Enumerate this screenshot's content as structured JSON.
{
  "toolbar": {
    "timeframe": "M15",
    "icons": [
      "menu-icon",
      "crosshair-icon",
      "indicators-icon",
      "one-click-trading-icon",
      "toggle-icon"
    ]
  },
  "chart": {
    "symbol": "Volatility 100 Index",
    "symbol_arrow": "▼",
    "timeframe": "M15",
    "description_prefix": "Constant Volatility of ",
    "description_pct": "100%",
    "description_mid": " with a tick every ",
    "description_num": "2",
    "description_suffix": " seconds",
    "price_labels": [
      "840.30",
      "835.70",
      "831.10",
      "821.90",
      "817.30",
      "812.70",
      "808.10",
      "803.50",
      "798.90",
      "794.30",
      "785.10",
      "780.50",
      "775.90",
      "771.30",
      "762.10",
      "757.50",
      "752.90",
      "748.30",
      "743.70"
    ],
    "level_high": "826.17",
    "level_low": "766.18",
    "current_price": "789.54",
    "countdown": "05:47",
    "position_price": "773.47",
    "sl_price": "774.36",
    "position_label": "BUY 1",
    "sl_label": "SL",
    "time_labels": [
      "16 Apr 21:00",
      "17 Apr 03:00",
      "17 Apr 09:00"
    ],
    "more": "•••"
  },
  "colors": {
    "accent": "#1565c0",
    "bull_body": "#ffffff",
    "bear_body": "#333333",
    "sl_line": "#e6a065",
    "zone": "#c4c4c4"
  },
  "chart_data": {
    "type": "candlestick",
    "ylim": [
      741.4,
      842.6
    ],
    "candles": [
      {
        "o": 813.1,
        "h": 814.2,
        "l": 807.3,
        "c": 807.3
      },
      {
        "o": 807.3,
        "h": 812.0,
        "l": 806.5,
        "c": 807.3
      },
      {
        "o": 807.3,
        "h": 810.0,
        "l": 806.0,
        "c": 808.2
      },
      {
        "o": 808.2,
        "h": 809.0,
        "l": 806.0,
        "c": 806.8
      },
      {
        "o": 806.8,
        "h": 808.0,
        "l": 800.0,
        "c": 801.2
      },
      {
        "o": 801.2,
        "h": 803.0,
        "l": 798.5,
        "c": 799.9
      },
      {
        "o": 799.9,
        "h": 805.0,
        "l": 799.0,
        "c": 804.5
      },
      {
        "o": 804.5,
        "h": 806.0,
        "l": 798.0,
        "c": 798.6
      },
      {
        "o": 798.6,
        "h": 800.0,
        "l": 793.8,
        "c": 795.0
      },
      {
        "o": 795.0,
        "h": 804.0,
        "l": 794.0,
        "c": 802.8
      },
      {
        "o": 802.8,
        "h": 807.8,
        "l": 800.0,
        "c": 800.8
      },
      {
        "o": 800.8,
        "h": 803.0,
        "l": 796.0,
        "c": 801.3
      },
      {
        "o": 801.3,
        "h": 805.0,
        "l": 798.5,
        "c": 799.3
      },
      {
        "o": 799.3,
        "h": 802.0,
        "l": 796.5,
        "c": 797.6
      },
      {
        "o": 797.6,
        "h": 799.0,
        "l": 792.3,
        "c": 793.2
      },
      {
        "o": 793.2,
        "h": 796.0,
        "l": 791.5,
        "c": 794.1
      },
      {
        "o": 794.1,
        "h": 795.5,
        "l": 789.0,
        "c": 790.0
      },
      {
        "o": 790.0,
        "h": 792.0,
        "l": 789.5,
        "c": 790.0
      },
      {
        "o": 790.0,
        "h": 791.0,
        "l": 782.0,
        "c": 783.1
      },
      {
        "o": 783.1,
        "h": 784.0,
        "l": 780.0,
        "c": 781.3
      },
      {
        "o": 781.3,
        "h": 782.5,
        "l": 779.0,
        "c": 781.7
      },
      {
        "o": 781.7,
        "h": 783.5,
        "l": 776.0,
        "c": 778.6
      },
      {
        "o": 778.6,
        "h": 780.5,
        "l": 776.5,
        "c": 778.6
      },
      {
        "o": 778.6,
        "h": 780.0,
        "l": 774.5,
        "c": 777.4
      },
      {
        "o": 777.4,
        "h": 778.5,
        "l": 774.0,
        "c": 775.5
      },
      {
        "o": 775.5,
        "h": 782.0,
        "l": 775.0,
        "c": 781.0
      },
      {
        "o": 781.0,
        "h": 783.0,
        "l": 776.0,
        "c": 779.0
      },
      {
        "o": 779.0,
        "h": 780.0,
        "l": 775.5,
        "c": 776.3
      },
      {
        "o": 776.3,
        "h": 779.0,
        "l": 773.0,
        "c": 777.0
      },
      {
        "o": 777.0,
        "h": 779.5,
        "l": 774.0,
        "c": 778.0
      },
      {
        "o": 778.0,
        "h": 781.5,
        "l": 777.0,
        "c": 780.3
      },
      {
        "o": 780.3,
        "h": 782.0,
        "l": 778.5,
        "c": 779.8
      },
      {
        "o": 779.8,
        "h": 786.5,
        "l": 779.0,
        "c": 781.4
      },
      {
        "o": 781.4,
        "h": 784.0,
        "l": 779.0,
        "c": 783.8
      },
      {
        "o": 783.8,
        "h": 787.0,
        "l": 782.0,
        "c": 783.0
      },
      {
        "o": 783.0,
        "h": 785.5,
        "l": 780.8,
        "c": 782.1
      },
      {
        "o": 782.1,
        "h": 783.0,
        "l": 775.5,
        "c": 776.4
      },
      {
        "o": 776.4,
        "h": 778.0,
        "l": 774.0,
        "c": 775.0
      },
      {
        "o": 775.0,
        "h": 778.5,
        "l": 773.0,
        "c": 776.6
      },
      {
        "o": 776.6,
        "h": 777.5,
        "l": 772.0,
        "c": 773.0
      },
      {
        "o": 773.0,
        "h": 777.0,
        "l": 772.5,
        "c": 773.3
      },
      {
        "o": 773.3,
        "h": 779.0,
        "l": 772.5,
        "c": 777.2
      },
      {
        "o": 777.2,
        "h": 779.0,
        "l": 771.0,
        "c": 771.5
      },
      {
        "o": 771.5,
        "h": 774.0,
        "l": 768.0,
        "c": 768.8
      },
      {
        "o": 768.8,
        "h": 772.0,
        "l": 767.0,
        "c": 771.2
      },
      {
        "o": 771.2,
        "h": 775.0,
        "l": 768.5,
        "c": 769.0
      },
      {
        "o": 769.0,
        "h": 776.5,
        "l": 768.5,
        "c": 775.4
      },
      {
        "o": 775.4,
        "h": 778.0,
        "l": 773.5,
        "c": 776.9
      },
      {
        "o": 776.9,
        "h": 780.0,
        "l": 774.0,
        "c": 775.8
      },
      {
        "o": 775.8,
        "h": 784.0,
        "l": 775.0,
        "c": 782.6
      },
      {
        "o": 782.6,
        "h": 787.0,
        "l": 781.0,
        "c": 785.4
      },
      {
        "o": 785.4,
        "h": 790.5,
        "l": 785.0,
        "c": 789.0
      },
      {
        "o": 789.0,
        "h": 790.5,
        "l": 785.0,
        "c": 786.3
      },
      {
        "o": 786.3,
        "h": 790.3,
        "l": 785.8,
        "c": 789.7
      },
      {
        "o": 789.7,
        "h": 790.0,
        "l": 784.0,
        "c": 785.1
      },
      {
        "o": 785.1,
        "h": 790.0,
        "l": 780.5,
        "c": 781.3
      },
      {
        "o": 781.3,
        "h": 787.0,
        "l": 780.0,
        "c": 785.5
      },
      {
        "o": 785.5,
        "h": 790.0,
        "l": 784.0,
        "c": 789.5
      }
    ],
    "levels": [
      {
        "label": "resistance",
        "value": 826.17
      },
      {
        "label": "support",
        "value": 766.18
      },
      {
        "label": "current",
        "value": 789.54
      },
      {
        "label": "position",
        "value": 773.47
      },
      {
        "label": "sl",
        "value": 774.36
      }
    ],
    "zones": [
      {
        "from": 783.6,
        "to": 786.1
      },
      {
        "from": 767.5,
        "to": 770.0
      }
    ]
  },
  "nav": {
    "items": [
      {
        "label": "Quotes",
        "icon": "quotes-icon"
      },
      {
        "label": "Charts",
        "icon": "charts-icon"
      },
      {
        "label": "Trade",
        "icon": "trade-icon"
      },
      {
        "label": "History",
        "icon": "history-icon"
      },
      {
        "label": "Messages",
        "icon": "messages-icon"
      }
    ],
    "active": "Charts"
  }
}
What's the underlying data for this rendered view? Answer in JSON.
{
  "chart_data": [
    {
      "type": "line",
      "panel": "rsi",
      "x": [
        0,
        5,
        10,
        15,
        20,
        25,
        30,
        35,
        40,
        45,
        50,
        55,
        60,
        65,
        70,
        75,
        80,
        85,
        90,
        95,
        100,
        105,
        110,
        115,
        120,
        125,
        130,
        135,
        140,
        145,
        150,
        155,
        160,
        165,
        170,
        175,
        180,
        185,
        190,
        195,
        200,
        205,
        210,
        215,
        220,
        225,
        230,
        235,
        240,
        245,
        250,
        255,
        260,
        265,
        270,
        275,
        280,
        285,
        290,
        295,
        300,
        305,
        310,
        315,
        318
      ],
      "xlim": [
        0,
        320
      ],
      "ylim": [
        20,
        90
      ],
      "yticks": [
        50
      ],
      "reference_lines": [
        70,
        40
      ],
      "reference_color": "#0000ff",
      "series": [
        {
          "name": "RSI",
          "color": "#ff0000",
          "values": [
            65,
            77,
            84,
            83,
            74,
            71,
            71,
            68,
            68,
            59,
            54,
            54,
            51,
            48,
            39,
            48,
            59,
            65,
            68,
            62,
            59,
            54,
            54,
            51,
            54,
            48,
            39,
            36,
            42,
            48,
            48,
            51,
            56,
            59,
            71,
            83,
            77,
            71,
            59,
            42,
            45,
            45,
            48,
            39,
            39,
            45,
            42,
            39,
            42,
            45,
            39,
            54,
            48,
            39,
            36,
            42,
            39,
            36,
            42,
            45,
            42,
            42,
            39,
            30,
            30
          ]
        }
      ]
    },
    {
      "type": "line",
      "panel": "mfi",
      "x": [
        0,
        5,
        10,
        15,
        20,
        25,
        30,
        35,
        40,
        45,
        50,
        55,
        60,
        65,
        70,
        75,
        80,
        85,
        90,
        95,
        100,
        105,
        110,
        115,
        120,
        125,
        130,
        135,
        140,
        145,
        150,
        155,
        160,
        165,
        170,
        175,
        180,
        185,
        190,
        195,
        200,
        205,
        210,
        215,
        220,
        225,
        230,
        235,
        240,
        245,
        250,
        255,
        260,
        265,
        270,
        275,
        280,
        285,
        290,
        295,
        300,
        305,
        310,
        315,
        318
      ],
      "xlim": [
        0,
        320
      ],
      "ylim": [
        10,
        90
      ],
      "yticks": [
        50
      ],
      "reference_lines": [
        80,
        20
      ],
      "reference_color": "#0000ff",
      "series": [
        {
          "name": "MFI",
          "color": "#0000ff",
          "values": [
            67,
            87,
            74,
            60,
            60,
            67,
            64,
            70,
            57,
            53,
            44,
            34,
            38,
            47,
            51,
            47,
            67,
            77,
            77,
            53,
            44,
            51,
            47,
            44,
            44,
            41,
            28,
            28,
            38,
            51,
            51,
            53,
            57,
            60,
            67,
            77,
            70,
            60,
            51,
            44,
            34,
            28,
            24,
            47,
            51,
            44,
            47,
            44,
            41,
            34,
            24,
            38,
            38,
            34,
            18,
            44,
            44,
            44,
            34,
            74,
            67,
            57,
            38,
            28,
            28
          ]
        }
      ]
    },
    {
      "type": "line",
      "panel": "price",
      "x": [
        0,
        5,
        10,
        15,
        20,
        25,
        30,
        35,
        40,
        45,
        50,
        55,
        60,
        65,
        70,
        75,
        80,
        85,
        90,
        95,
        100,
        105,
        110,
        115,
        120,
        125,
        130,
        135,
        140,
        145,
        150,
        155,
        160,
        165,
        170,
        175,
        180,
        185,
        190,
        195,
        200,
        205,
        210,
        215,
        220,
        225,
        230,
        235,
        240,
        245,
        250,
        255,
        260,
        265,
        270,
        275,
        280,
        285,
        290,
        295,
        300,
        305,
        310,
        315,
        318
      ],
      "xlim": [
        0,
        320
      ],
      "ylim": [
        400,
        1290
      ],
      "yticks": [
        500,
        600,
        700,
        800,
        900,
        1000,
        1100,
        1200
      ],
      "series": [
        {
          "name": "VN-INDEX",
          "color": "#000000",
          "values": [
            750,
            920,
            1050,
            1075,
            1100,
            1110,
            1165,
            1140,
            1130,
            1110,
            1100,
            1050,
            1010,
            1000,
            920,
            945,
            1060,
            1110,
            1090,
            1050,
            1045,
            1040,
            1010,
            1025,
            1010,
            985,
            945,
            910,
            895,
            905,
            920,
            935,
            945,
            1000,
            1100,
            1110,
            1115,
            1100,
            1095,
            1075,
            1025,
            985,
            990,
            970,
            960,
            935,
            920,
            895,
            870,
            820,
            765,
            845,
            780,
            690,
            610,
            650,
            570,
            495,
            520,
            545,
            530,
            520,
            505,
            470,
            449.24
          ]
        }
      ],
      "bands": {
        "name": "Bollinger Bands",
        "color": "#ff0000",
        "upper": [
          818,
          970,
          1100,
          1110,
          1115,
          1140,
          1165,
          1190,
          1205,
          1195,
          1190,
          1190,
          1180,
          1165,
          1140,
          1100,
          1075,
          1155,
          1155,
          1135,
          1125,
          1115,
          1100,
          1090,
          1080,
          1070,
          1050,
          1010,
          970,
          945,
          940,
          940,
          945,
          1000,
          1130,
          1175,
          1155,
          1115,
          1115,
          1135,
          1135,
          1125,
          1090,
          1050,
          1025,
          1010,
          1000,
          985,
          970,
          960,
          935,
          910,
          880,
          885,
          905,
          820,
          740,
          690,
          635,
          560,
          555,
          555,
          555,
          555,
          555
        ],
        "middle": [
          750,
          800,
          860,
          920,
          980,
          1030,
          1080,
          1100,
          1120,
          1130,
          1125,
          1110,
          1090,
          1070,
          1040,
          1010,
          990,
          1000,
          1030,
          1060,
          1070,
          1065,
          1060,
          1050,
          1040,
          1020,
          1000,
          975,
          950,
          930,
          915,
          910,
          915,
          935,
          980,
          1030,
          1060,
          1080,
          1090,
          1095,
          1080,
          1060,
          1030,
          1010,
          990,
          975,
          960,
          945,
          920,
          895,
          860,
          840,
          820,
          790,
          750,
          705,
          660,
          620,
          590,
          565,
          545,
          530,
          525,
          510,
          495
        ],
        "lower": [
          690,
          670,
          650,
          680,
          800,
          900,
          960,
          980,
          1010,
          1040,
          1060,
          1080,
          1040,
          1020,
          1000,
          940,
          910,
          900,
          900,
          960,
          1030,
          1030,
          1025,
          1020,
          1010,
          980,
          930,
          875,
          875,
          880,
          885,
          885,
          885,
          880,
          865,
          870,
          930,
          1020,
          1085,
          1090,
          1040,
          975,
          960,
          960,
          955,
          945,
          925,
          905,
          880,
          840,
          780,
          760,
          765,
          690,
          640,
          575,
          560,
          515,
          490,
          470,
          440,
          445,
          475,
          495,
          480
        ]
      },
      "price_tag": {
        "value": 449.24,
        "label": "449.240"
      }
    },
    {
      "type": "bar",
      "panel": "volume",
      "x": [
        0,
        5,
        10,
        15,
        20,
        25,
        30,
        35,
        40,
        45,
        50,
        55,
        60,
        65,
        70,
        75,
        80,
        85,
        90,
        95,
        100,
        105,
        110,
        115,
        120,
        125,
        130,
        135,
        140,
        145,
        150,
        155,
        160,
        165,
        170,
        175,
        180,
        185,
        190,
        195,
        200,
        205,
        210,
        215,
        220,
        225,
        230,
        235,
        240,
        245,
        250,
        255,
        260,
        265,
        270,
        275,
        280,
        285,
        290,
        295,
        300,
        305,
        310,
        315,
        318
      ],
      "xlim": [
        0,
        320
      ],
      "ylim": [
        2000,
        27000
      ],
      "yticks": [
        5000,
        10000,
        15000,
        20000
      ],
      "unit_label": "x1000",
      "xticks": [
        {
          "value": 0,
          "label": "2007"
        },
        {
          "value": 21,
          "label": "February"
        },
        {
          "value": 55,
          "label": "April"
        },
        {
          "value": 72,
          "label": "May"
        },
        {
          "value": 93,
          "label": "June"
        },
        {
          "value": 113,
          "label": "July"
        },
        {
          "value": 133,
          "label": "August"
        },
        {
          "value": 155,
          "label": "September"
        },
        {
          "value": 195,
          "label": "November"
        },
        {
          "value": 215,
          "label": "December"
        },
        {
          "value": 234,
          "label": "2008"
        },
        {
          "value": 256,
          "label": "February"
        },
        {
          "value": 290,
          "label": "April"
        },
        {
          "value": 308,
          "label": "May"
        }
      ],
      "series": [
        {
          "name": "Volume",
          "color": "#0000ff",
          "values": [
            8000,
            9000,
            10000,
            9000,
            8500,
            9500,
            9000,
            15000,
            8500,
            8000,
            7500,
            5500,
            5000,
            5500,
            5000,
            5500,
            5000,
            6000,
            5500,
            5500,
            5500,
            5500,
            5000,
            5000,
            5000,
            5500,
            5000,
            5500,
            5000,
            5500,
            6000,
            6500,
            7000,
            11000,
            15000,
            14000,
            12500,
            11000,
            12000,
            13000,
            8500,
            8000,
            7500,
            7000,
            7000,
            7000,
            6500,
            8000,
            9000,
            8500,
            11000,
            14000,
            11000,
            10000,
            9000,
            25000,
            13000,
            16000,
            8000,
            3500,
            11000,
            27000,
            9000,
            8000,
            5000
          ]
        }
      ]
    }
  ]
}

○ ○ ○ ○ ○ ○ ○

Locate the word "panel" in the records and collect each line it appears in.

      "panel": "rsi",
      "panel": "mfi",
      "panel": "price",
      "panel": "volume",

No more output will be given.